## YOUR OBJECTIVE
Only the number is wanted: count the lines that contain "trop".

[Extracted records]
___

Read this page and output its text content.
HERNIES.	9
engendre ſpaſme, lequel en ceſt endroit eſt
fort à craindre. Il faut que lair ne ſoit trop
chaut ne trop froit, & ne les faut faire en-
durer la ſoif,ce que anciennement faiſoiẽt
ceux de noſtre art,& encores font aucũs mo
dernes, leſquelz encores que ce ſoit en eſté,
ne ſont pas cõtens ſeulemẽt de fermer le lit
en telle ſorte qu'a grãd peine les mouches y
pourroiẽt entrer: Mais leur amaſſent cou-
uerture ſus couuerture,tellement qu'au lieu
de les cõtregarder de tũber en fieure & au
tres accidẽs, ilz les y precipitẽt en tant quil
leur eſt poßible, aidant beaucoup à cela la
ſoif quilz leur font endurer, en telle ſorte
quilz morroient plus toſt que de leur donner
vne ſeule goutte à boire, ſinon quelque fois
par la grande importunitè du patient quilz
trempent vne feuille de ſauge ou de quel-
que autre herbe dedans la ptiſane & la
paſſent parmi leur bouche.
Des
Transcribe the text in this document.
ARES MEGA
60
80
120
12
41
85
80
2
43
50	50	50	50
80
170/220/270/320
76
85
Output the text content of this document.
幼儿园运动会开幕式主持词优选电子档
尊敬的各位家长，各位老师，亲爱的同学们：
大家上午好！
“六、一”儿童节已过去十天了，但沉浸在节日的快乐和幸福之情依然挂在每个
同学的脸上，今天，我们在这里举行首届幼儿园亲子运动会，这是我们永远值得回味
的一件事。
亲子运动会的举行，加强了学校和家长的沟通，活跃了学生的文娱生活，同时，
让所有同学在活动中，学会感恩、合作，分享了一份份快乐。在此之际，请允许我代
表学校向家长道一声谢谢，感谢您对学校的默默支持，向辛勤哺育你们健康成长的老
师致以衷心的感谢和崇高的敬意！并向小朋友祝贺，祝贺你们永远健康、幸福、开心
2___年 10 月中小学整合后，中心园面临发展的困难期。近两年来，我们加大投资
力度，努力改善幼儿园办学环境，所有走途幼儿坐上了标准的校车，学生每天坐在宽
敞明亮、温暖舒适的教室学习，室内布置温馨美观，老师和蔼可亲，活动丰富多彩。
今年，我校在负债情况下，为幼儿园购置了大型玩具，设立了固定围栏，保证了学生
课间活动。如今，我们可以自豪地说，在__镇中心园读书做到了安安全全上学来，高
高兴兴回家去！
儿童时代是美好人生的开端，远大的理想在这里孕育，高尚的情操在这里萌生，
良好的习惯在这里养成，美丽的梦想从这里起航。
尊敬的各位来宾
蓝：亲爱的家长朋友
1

___

## SOLUTION BELOW
2